Dataset items:
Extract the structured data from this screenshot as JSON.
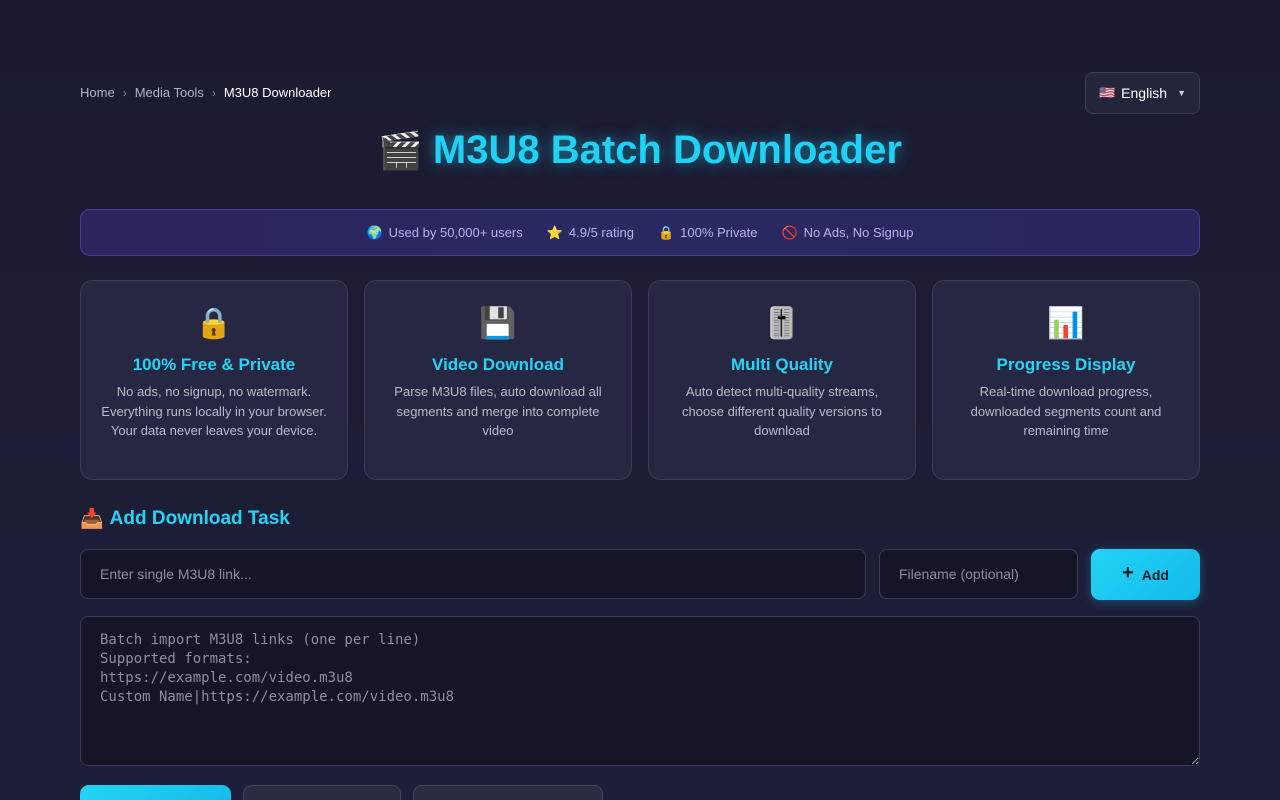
{
  "breadcrumb": {
    "items": [
      "Home",
      "Media Tools",
      "M3U8 Downloader"
    ],
    "separator": "›"
  },
  "language": {
    "flag": "🇺🇸",
    "label": "English",
    "caret": "▼"
  },
  "title": {
    "icon": "🎬",
    "text": "M3U8 Batch Downloader"
  },
  "stats": [
    {
      "icon": "🌍",
      "text": "Used by 50,000+ users"
    },
    {
      "icon": "⭐",
      "text": "4.9/5 rating"
    },
    {
      "icon": "🔒",
      "text": "100% Private"
    },
    {
      "icon": "🚫",
      "text": "No Ads, No Signup"
    }
  ],
  "features": [
    {
      "icon": "🔒",
      "title": "100% Free & Private",
      "desc": "No ads, no signup, no watermark. Everything runs locally in your browser. Your data never leaves your device."
    },
    {
      "icon": "💾",
      "title": "Video Download",
      "desc": "Parse M3U8 files, auto download all segments and merge into complete video"
    },
    {
      "icon": "🎚️",
      "title": "Multi Quality",
      "desc": "Auto detect multi-quality streams, choose different quality versions to download"
    },
    {
      "icon": "📊",
      "title": "Progress Display",
      "desc": "Real-time download progress, downloaded segments count and remaining time"
    }
  ],
  "add_task": {
    "icon": "📥",
    "heading": "Add Download Task",
    "url_placeholder": "Enter single M3U8 link...",
    "filename_placeholder": "Filename (optional)",
    "add_icon": "+",
    "add_label": "Add",
    "batch_placeholder": "Batch import M3U8 links (one per line)\nSupported formats:\nhttps://example.com/video.m3u8\nCustom Name|https://example.com/video.m3u8"
  },
  "colors": {
    "accent": "#1fd1f5",
    "background": "#1c1d35",
    "card": "#262843",
    "banner": "#2c2560",
    "banner_text": "#b8b2f2"
  }
}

__Exercise__:
Restate the whole listing above exactly, please, omitting every image.

__Correct output__:
Extract the structured data from this screenshot as JSON.
{
  "breadcrumb": {
    "items": [
      "Home",
      "Media Tools",
      "M3U8 Downloader"
    ],
    "separator": "›"
  },
  "language": {
    "flag": "🇺🇸",
    "label": "English",
    "caret": "▼"
  },
  "title": {
    "icon": "🎬",
    "text": "M3U8 Batch Downloader"
  },
  "stats": [
    {
      "icon": "🌍",
      "text": "Used by 50,000+ users"
    },
    {
      "icon": "⭐",
      "text": "4.9/5 rating"
    },
    {
      "icon": "🔒",
      "text": "100% Private"
    },
    {
      "icon": "🚫",
      "text": "No Ads, No Signup"
    }
  ],
  "features": [
    {
      "icon": "🔒",
      "title": "100% Free & Private",
      "desc": "No ads, no signup, no watermark. Everything runs locally in your browser. Your data never leaves your device."
    },
    {
      "icon": "💾",
      "title": "Video Download",
      "desc": "Parse M3U8 files, auto download all segments and merge into complete video"
    },
    {
      "icon": "🎚️",
      "title": "Multi Quality",
      "desc": "Auto detect multi-quality streams, choose different quality versions to download"
    },
    {
      "icon": "📊",
      "title": "Progress Display",
      "desc": "Real-time download progress, downloaded segments count and remaining time"
    }
  ],
  "add_task": {
    "icon": "📥",
    "heading": "Add Download Task",
    "url_placeholder": "Enter single M3U8 link...",
    "filename_placeholder": "Filename (optional)",
    "add_icon": "+",
    "add_label": "Add",
    "batch_placeholder": "Batch import M3U8 links (one per line)\nSupported formats:\nhttps://example.com/video.m3u8\nCustom Name|https://example.com/video.m3u8"
  },
  "colors": {
    "accent": "#1fd1f5",
    "background": "#1c1d35",
    "card": "#262843",
    "banner": "#2c2560",
    "banner_text": "#b8b2f2"
  }
}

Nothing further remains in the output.